• [SHORT TASK]: Write out the material exactly. Do not include the pictures.

[Records from a collection of figures]
— BEGIN —

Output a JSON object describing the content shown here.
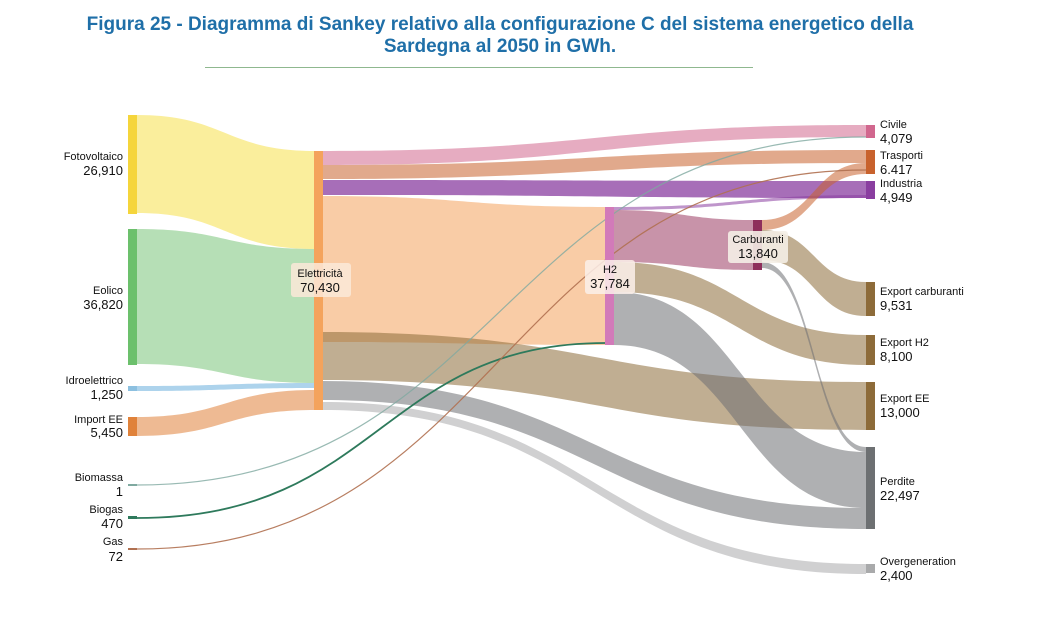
{
  "title_line1": "Figura 25 - Diagramma di Sankey relativo alla configurazione C del sistema energetico della",
  "title_line2": "Sardegna al 2050 in GWh.",
  "colors": {
    "title": "#1f6fa8",
    "fotovoltaico": "#f5d53b",
    "eolico": "#6cc06c",
    "idroelettrico": "#8cc0e0",
    "import_ee": "#e0823a",
    "elettricita": "#f4a35c",
    "h2": "#d27ab9",
    "carburanti": "#8e2f5b",
    "civile": "#d1678e",
    "trasporti": "#c8622d",
    "industria": "#8a3ea0",
    "export": "#8d6b39",
    "perdite": "#6d7072",
    "overgeneration": "#a9aaab"
  },
  "nodes": [
    {
      "id": "fotovoltaico",
      "name": "Fotovoltaico",
      "value": "26,910"
    },
    {
      "id": "eolico",
      "name": "Eolico",
      "value": "36,820"
    },
    {
      "id": "idroelettrico",
      "name": "Idroelettrico",
      "value": "1,250"
    },
    {
      "id": "import_ee",
      "name": "Import EE",
      "value": "5,450"
    },
    {
      "id": "biomassa",
      "name": "Biomassa",
      "value": "1"
    },
    {
      "id": "biogas",
      "name": "Biogas",
      "value": "470"
    },
    {
      "id": "gas",
      "name": "Gas",
      "value": "72"
    },
    {
      "id": "elettricita",
      "name": "Elettricità",
      "value": "70,430"
    },
    {
      "id": "h2",
      "name": "H2",
      "value": "37,784"
    },
    {
      "id": "carburanti",
      "name": "Carburanti",
      "value": "13,840"
    },
    {
      "id": "civile",
      "name": "Civile",
      "value": "4,079"
    },
    {
      "id": "trasporti",
      "name": "Trasporti",
      "value": "6.417"
    },
    {
      "id": "industria",
      "name": "Industria",
      "value": "4,949"
    },
    {
      "id": "export_carburanti",
      "name": "Export carburanti",
      "value": "9,531"
    },
    {
      "id": "export_h2",
      "name": "Export H2",
      "value": "8,100"
    },
    {
      "id": "export_ee",
      "name": "Export EE",
      "value": "13,000"
    },
    {
      "id": "perdite",
      "name": "Perdite",
      "value": "22,497"
    },
    {
      "id": "overgeneration",
      "name": "Overgeneration",
      "value": "2,400"
    }
  ]
}
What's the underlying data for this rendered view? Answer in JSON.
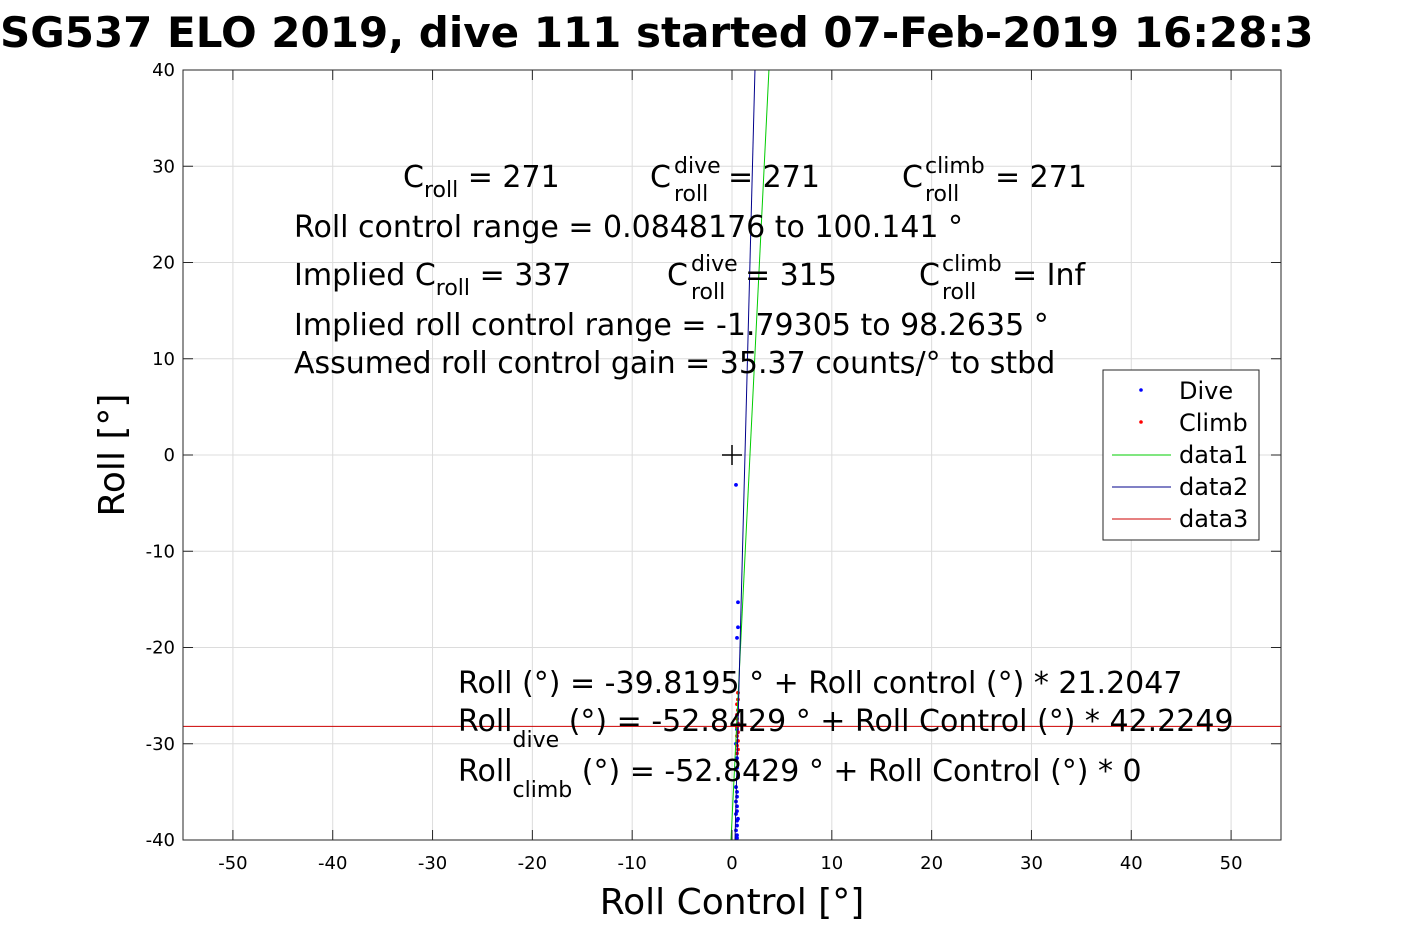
{
  "chart_data": {
    "type": "scatter",
    "title": "SG537 ELO 2019, dive 111 started 07-Feb-2019 16:28:3",
    "xlabel": "Roll Control [°]",
    "ylabel": "Roll [°]",
    "xlim": [
      -55,
      55
    ],
    "ylim": [
      -40,
      40
    ],
    "xticks": [
      -50,
      -40,
      -30,
      -20,
      -10,
      0,
      10,
      20,
      30,
      40,
      50
    ],
    "yticks": [
      -40,
      -30,
      -20,
      -10,
      0,
      10,
      20,
      30,
      40
    ],
    "xtick_labels": [
      "-50",
      "-40",
      "-30",
      "-20",
      "-10",
      "0",
      "10",
      "20",
      "30",
      "40",
      "50"
    ],
    "ytick_labels": [
      "-40",
      "-30",
      "-20",
      "-10",
      "0",
      "10",
      "20",
      "30",
      "40"
    ],
    "grid": true,
    "legend_position": "center-right",
    "center_marker": {
      "x": 0,
      "y": 0,
      "label": "+"
    },
    "series": [
      {
        "name": "Dive",
        "kind": "points",
        "color": "#0000ff",
        "x": [
          0.4,
          0.6,
          0.6,
          0.5,
          0.5,
          0.5,
          0.4,
          0.5,
          0.5,
          0.6,
          0.4,
          0.5,
          0.5,
          0.4,
          0.5,
          0.5,
          0.4,
          0.6,
          0.5,
          0.5,
          0.4,
          0.5,
          0.5
        ],
        "y": [
          -3.1,
          -15.3,
          -17.9,
          -19.0,
          -27.0,
          -28.5,
          -30.0,
          -31.5,
          -32.5,
          -33.5,
          -34.5,
          -35.0,
          -35.5,
          -36.0,
          -36.5,
          -37.0,
          -37.3,
          -37.8,
          -38.0,
          -38.5,
          -39.0,
          -39.5,
          -39.8
        ]
      },
      {
        "name": "Climb",
        "kind": "points",
        "color": "#ff0000",
        "x": [
          0.6,
          0.6,
          0.5,
          0.6,
          0.5,
          0.5,
          0.6,
          0.5,
          0.6,
          0.5,
          0.6,
          0.5,
          0.6,
          0.5
        ],
        "y": [
          -24.7,
          -25.4,
          -25.9,
          -26.5,
          -27.0,
          -27.4,
          -27.9,
          -28.3,
          -28.8,
          -29.2,
          -29.7,
          -30.2,
          -30.6,
          -31.0
        ]
      },
      {
        "name": "data1",
        "kind": "line",
        "color": "#00cc00",
        "x": [
          -0.1,
          3.7
        ],
        "y": [
          -40,
          40
        ]
      },
      {
        "name": "data2",
        "kind": "line",
        "color": "#00008b",
        "x": [
          0.3,
          2.3
        ],
        "y": [
          -40,
          40
        ]
      },
      {
        "name": "data3",
        "kind": "line",
        "color": "#cc0000",
        "x": [
          -55,
          55
        ],
        "y": [
          -28.2,
          -28.2
        ]
      }
    ],
    "annotations": {
      "line1": {
        "a_pre": "C",
        "a_sub": "roll",
        "a_val": " =  271",
        "b_pre": "C",
        "b_sup": "dive",
        "b_sub": "roll",
        "b_val": " =  271",
        "c_pre": "C",
        "c_sup": "climb",
        "c_sub": "roll",
        "c_val": " =  271"
      },
      "line2": "Roll control range = 0.0848176 to 100.141 °",
      "line3": {
        "a_pre": "Implied C",
        "a_sub": "roll",
        "a_val": " =  337",
        "b_pre": "C",
        "b_sup": "dive",
        "b_sub": "roll",
        "b_val": " =  315",
        "c_pre": "C",
        "c_sup": "climb",
        "c_sub": "roll",
        "c_val": " =  Inf"
      },
      "line4": "Implied roll control range = -1.79305 to 98.2635 °",
      "line5": "Assumed roll control gain = 35.37 counts/° to stbd",
      "fit1": "Roll (°) = -39.8195 ° + Roll control (°) * 21.2047",
      "fit2": {
        "pre": "Roll",
        "sub": "dive",
        "post": " (°) = -52.8429 ° + Roll Control (°) * 42.2249"
      },
      "fit3": {
        "pre": "Roll",
        "sub": "climb",
        "post": " (°) = -52.8429 ° + Roll Control (°) * 0"
      }
    }
  }
}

— END —

• [FINISHED ANSWER]:
Output a JSON object describing the content shown here.
{
  "title_line1": "Figura 25 - Diagramma di Sankey relativo alla configurazione C del sistema energetico della",
  "title_line2": "Sardegna al 2050 in GWh.",
  "colors": {
    "title": "#1f6fa8",
    "fotovoltaico": "#f5d53b",
    "eolico": "#6cc06c",
    "idroelettrico": "#8cc0e0",
    "import_ee": "#e0823a",
    "elettricita": "#f4a35c",
    "h2": "#d27ab9",
    "carburanti": "#8e2f5b",
    "civile": "#d1678e",
    "trasporti": "#c8622d",
    "industria": "#8a3ea0",
    "export": "#8d6b39",
    "perdite": "#6d7072",
    "overgeneration": "#a9aaab"
  },
  "nodes": [
    {
      "id": "fotovoltaico",
      "name": "Fotovoltaico",
      "value": "26,910"
    },
    {
      "id": "eolico",
      "name": "Eolico",
      "value": "36,820"
    },
    {
      "id": "idroelettrico",
      "name": "Idroelettrico",
      "value": "1,250"
    },
    {
      "id": "import_ee",
      "name": "Import EE",
      "value": "5,450"
    },
    {
      "id": "biomassa",
      "name": "Biomassa",
      "value": "1"
    },
    {
      "id": "biogas",
      "name": "Biogas",
      "value": "470"
    },
    {
      "id": "gas",
      "name": "Gas",
      "value": "72"
    },
    {
      "id": "elettricita",
      "name": "Elettricità",
      "value": "70,430"
    },
    {
      "id": "h2",
      "name": "H2",
      "value": "37,784"
    },
    {
      "id": "carburanti",
      "name": "Carburanti",
      "value": "13,840"
    },
    {
      "id": "civile",
      "name": "Civile",
      "value": "4,079"
    },
    {
      "id": "trasporti",
      "name": "Trasporti",
      "value": "6.417"
    },
    {
      "id": "industria",
      "name": "Industria",
      "value": "4,949"
    },
    {
      "id": "export_carburanti",
      "name": "Export carburanti",
      "value": "9,531"
    },
    {
      "id": "export_h2",
      "name": "Export H2",
      "value": "8,100"
    },
    {
      "id": "export_ee",
      "name": "Export EE",
      "value": "13,000"
    },
    {
      "id": "perdite",
      "name": "Perdite",
      "value": "22,497"
    },
    {
      "id": "overgeneration",
      "name": "Overgeneration",
      "value": "2,400"
    }
  ]
}
What's the underlying data for this rendered view? Answer in JSON.
{
  "chart_data": {
    "type": "scatter",
    "title": "SG537 ELO 2019, dive 111 started 07-Feb-2019 16:28:3",
    "xlabel": "Roll Control [°]",
    "ylabel": "Roll [°]",
    "xlim": [
      -55,
      55
    ],
    "ylim": [
      -40,
      40
    ],
    "xticks": [
      -50,
      -40,
      -30,
      -20,
      -10,
      0,
      10,
      20,
      30,
      40,
      50
    ],
    "yticks": [
      -40,
      -30,
      -20,
      -10,
      0,
      10,
      20,
      30,
      40
    ],
    "xtick_labels": [
      "-50",
      "-40",
      "-30",
      "-20",
      "-10",
      "0",
      "10",
      "20",
      "30",
      "40",
      "50"
    ],
    "ytick_labels": [
      "-40",
      "-30",
      "-20",
      "-10",
      "0",
      "10",
      "20",
      "30",
      "40"
    ],
    "grid": true,
    "legend_position": "center-right",
    "center_marker": {
      "x": 0,
      "y": 0,
      "label": "+"
    },
    "series": [
      {
        "name": "Dive",
        "kind": "points",
        "color": "#0000ff",
        "x": [
          0.4,
          0.6,
          0.6,
          0.5,
          0.5,
          0.5,
          0.4,
          0.5,
          0.5,
          0.6,
          0.4,
          0.5,
          0.5,
          0.4,
          0.5,
          0.5,
          0.4,
          0.6,
          0.5,
          0.5,
          0.4,
          0.5,
          0.5
        ],
        "y": [
          -3.1,
          -15.3,
          -17.9,
          -19.0,
          -27.0,
          -28.5,
          -30.0,
          -31.5,
          -32.5,
          -33.5,
          -34.5,
          -35.0,
          -35.5,
          -36.0,
          -36.5,
          -37.0,
          -37.3,
          -37.8,
          -38.0,
          -38.5,
          -39.0,
          -39.5,
          -39.8
        ]
      },
      {
        "name": "Climb",
        "kind": "points",
        "color": "#ff0000",
        "x": [
          0.6,
          0.6,
          0.5,
          0.6,
          0.5,
          0.5,
          0.6,
          0.5,
          0.6,
          0.5,
          0.6,
          0.5,
          0.6,
          0.5
        ],
        "y": [
          -24.7,
          -25.4,
          -25.9,
          -26.5,
          -27.0,
          -27.4,
          -27.9,
          -28.3,
          -28.8,
          -29.2,
          -29.7,
          -30.2,
          -30.6,
          -31.0
        ]
      },
      {
        "name": "data1",
        "kind": "line",
        "color": "#00cc00",
        "x": [
          -0.1,
          3.7
        ],
        "y": [
          -40,
          40
        ]
      },
      {
        "name": "data2",
        "kind": "line",
        "color": "#00008b",
        "x": [
          0.3,
          2.3
        ],
        "y": [
          -40,
          40
        ]
      },
      {
        "name": "data3",
        "kind": "line",
        "color": "#cc0000",
        "x": [
          -55,
          55
        ],
        "y": [
          -28.2,
          -28.2
        ]
      }
    ],
    "annotations": {
      "line1": {
        "a_pre": "C",
        "a_sub": "roll",
        "a_val": " =  271",
        "b_pre": "C",
        "b_sup": "dive",
        "b_sub": "roll",
        "b_val": " =  271",
        "c_pre": "C",
        "c_sup": "climb",
        "c_sub": "roll",
        "c_val": " =  271"
      },
      "line2": "Roll control range = 0.0848176 to 100.141 °",
      "line3": {
        "a_pre": "Implied C",
        "a_sub": "roll",
        "a_val": " =  337",
        "b_pre": "C",
        "b_sup": "dive",
        "b_sub": "roll",
        "b_val": " =  315",
        "c_pre": "C",
        "c_sup": "climb",
        "c_sub": "roll",
        "c_val": " =  Inf"
      },
      "line4": "Implied roll control range = -1.79305 to 98.2635 °",
      "line5": "Assumed roll control gain = 35.37 counts/° to stbd",
      "fit1": "Roll (°) = -39.8195 ° + Roll control (°) * 21.2047",
      "fit2": {
        "pre": "Roll",
        "sub": "dive",
        "post": " (°) = -52.8429 ° + Roll Control (°) * 42.2249"
      },
      "fit3": {
        "pre": "Roll",
        "sub": "climb",
        "post": " (°) = -52.8429 ° + Roll Control (°) * 0"
      }
    }
  }
}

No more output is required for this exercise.